Entries provided:
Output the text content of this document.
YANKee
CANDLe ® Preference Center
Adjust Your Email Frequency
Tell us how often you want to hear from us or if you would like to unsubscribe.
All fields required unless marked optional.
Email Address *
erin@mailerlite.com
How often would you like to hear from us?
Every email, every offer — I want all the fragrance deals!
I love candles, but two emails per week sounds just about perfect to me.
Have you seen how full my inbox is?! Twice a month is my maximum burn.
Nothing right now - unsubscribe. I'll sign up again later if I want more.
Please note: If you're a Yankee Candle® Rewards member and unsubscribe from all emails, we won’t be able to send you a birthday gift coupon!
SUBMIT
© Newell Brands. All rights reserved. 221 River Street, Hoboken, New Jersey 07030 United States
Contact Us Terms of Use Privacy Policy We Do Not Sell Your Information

What to work on: Go through the material line by line. Show each line that contains the string "Your".

Result of the exercise:
Adjust Your Email Frequency
Contact Us Terms of Use Privacy Policy We Do Not Sell Your Information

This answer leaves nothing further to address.